* **Written problem**
Can you find the lines of the listing that include "Santander" and copy every one?

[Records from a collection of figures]
= = = = =

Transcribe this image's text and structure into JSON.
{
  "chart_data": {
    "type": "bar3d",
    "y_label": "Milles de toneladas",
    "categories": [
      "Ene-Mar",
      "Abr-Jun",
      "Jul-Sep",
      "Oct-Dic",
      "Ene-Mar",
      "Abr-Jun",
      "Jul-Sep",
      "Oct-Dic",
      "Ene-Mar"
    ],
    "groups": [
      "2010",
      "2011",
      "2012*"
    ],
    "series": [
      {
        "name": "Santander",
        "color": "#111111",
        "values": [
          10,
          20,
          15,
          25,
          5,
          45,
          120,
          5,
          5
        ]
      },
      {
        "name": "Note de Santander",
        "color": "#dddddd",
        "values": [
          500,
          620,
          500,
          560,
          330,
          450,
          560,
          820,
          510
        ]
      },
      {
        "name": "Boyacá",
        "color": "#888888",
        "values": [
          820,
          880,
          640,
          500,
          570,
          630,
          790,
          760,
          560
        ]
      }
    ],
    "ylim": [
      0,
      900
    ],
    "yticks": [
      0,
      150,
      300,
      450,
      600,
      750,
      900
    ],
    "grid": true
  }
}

= = = = =

* **Exercise answer**
        "name": "Santander",
        "name": "Note de Santander",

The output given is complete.